## Texte proposé
Râler, se plaindre, crier dessus, critiquer, s’indigner, blâmer, désapprouver… sont devenus les mots d’ordre de bon nombre de citoyens, particulièrement en ces temps difficiles. Pis encore, sans aucun scrupule, on n’hésite pas à pointer du doigt les autres, comme étant à l’origine des problèmes dénoncés, alors que chacun peut avoir sa part de responsabilité. Comme si rejeter les fautes sur les autres, est devenu un art.
Il n’est donc pas étonnant qu’on en arrive à ce point. On perd notre temps à gaspiller notre salive au sens propre comme au figuré. Cracher dans la rue est devenu tellement banal que plus d’un trouve cela normal.
Pas plus tard que cette semaine, Madagascar vient de découvrir son classement mondial en matière de corruption. Et autant dire qu’il n’y a pas de quoi être fier. Mais comme il fallait s’y attendre, les commentaires acerbes sont allés bon train. La faute incombe toujours aux autres.

## Données d'entrée
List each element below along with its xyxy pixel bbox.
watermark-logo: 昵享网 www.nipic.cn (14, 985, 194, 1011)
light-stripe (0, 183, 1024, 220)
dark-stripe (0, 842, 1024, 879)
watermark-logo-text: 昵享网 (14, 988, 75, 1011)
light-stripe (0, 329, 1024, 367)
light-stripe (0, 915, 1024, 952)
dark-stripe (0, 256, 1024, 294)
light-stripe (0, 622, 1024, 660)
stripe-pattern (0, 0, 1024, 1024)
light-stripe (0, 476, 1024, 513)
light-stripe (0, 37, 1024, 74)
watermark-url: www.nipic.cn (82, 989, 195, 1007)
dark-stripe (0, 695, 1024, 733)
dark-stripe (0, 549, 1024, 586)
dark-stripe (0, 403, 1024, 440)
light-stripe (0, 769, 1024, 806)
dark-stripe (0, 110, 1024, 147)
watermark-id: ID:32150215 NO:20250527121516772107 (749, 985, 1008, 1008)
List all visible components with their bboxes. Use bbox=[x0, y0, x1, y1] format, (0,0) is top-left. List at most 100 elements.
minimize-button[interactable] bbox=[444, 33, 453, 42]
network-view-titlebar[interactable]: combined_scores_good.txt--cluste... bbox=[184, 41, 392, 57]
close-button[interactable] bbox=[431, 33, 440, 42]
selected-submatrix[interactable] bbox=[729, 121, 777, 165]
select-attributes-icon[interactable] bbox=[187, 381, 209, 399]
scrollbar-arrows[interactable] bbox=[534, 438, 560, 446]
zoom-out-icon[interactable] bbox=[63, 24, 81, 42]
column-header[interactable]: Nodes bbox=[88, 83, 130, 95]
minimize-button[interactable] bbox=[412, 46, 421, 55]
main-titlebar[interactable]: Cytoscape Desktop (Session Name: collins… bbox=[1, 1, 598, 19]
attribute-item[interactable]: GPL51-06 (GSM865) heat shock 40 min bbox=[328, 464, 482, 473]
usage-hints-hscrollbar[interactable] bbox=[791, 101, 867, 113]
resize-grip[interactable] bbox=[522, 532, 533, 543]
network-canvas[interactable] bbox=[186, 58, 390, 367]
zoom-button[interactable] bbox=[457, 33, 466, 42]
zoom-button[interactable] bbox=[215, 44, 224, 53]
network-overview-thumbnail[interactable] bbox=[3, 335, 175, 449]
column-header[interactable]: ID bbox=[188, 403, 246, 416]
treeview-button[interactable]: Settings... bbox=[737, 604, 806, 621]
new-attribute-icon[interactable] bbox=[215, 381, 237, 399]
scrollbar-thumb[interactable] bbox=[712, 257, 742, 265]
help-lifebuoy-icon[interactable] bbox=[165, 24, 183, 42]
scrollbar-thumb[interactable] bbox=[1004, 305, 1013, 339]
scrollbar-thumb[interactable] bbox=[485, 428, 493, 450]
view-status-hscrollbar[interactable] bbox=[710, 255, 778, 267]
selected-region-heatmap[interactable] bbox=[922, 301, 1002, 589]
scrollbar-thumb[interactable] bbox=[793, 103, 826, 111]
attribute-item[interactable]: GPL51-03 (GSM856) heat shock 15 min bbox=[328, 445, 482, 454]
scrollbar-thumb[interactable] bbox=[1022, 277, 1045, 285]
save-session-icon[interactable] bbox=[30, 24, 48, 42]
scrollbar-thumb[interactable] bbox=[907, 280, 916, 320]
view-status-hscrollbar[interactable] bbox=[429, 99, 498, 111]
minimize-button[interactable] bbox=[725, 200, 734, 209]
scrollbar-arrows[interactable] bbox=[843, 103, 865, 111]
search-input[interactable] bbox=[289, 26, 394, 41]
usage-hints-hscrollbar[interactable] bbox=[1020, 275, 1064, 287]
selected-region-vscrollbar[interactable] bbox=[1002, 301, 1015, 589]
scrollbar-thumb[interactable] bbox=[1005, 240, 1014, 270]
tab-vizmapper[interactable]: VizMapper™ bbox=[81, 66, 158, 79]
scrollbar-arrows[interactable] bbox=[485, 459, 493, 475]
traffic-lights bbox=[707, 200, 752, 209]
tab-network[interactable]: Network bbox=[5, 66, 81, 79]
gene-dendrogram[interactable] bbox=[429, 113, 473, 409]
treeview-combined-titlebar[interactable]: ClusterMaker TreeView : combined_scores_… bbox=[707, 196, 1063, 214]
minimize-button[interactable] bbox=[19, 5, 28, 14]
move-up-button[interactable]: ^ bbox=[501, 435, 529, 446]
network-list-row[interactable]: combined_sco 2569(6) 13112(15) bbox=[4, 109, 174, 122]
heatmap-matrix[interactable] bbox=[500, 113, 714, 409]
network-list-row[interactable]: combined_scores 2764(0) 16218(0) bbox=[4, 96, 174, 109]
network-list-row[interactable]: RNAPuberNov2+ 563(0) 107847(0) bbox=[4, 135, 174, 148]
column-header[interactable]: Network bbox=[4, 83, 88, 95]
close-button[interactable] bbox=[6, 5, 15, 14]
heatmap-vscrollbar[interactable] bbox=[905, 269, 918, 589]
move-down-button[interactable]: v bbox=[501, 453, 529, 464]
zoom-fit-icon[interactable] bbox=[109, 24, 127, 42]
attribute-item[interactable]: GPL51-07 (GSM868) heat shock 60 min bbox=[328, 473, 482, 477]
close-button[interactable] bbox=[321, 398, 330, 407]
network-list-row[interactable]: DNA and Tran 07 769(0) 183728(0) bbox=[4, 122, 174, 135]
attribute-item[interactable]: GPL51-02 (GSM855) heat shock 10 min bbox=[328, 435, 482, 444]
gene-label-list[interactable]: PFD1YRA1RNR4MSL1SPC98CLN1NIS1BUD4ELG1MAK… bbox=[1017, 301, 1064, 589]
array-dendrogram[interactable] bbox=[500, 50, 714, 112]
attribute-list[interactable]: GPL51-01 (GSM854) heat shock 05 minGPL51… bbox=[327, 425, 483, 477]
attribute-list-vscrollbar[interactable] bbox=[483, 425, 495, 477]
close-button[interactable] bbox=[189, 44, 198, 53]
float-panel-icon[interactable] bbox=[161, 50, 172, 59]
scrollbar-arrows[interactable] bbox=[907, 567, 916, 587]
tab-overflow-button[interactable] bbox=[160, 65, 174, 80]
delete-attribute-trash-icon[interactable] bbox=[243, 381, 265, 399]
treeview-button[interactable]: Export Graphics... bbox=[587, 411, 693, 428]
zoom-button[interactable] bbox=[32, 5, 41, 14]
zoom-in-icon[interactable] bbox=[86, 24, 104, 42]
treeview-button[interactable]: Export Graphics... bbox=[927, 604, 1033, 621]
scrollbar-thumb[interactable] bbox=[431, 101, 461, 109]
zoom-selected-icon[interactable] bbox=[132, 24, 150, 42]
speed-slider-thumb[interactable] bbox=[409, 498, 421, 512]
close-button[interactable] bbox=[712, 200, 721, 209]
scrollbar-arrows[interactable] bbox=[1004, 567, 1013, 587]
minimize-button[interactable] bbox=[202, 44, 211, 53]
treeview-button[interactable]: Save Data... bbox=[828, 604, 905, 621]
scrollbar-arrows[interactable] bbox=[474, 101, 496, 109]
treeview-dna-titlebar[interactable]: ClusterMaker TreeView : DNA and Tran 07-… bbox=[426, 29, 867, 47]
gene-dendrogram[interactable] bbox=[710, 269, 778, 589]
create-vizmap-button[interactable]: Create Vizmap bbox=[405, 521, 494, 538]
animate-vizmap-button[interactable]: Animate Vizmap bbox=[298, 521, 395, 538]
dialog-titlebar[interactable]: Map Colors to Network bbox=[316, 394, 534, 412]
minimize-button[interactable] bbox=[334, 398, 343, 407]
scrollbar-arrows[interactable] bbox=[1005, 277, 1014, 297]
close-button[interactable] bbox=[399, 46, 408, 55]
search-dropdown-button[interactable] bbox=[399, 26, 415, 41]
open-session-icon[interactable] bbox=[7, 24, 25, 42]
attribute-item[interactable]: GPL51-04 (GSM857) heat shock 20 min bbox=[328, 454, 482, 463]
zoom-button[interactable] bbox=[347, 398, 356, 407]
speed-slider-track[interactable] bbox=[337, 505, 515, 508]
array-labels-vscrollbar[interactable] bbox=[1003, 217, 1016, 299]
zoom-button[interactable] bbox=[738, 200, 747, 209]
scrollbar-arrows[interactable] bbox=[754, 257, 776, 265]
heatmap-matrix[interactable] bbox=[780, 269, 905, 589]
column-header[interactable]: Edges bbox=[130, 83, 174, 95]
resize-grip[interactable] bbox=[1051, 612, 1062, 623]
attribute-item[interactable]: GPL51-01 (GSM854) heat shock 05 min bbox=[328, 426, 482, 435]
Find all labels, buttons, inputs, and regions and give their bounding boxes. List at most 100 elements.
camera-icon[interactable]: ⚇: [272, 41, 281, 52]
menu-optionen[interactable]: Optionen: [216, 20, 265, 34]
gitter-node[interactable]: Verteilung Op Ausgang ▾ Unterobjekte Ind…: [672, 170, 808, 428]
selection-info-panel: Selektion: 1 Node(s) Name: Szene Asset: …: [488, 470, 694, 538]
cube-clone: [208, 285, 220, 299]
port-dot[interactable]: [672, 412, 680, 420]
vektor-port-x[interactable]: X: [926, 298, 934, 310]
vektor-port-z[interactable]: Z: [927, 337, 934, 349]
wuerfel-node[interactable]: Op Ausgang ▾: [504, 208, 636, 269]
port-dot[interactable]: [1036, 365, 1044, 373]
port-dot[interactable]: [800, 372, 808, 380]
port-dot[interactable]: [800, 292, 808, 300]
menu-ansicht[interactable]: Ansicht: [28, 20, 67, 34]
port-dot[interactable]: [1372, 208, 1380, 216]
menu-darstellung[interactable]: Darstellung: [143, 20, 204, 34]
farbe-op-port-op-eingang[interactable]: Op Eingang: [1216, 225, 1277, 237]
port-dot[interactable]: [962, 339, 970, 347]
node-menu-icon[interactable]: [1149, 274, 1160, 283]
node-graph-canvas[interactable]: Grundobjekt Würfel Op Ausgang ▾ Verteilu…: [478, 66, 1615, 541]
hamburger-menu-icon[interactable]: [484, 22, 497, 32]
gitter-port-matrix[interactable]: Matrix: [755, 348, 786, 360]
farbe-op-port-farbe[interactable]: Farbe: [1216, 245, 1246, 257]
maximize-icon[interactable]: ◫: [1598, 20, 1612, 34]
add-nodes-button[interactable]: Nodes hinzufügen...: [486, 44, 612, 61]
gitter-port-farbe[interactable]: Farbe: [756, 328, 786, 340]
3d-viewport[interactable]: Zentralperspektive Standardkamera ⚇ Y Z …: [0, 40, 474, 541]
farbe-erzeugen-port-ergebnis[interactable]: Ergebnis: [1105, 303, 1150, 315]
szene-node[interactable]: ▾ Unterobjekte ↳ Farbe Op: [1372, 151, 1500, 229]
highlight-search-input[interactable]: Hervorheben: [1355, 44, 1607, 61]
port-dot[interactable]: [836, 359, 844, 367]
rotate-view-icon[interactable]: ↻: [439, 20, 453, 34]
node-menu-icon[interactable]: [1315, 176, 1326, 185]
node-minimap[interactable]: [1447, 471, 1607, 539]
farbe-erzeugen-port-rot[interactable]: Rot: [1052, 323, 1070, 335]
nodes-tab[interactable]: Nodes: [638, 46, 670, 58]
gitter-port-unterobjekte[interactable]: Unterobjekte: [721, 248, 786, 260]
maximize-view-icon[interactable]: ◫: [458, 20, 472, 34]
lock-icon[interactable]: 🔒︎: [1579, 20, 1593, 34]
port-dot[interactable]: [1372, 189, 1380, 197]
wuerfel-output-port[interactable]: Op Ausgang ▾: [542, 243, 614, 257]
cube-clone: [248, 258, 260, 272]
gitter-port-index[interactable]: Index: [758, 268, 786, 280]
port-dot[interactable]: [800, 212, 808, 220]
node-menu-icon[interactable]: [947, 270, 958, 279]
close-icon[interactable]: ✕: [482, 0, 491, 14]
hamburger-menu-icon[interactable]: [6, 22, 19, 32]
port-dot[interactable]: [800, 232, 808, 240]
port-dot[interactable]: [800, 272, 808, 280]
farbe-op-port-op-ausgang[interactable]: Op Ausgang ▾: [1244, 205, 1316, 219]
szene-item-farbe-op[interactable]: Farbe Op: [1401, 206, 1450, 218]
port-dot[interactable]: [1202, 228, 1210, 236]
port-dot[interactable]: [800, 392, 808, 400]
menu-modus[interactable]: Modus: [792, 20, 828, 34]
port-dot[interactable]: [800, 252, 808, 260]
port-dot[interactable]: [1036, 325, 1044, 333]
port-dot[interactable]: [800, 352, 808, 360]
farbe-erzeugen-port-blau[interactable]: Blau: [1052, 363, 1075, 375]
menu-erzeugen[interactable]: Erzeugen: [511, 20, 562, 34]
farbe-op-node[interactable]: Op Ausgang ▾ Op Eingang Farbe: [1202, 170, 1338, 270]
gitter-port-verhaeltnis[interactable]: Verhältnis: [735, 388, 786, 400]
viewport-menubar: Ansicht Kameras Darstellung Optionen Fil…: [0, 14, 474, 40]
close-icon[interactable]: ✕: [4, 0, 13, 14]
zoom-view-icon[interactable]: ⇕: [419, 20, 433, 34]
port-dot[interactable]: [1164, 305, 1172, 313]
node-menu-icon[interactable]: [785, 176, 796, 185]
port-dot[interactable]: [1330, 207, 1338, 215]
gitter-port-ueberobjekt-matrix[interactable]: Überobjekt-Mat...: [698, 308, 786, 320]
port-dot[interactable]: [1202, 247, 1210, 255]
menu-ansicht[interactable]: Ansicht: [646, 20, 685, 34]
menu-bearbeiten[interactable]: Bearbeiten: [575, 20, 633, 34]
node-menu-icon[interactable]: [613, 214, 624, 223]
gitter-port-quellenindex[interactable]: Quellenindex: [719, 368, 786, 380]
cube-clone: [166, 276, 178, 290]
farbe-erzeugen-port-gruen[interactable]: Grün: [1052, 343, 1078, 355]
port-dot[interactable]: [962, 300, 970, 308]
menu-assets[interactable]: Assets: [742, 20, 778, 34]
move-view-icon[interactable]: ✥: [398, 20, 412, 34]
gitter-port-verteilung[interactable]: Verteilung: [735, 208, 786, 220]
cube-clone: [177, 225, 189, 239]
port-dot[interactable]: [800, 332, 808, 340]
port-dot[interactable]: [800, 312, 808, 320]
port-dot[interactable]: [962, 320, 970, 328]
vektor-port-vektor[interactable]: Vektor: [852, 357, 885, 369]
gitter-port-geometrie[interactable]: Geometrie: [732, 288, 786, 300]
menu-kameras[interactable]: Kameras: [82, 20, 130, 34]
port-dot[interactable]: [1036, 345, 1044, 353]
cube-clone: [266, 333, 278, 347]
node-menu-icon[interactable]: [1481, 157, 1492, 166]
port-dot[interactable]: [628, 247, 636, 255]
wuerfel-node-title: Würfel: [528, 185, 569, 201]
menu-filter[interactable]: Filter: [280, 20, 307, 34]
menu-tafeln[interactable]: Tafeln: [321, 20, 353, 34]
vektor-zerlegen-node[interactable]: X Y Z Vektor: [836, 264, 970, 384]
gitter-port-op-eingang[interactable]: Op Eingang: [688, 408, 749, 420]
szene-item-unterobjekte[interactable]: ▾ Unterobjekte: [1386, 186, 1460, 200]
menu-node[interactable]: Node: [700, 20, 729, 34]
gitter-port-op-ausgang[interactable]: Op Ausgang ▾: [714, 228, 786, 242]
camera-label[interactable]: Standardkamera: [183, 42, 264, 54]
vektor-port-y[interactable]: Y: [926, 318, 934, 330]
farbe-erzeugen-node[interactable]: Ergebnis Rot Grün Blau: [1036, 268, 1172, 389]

## Objectif de la tâche
Rédigez la suite du texte sur la tendance à rejeter la faute sur les autres, en reprenant après sa dernière phrase. Les items n'interviennent en rien dans ce travail.

## Résultat de l'exercice
Certes, Madagascar figure parmi les pays disposant plus d’institutions de lutte contre la corruption. Mais il reste parmi les mauvais élèves du classement. Sur qui doit-on cracher ? Le gouvernement ? Le peule ? Ou ces nombreuses institutions de lutte contre la corruption ? Et si finalement chacun prenait ses responsabilités sans pointer du doigt les autres?
Pendant ce temps, l’opposition crache son venin sur le gouvernement. Ce qui est tout à fait normal sinon elle n’a pas sa raison d’être. Mais toutes ces salives perdues en valent-elles vraiment la peine ? Où en sont les opposants actuellement et quels changements ont-ils pu apporter au pays ? Et si au lieu de gaspiller toute notre salive, on se mettait en action, solidaire, car le redressement du pays est l’affaire de tous.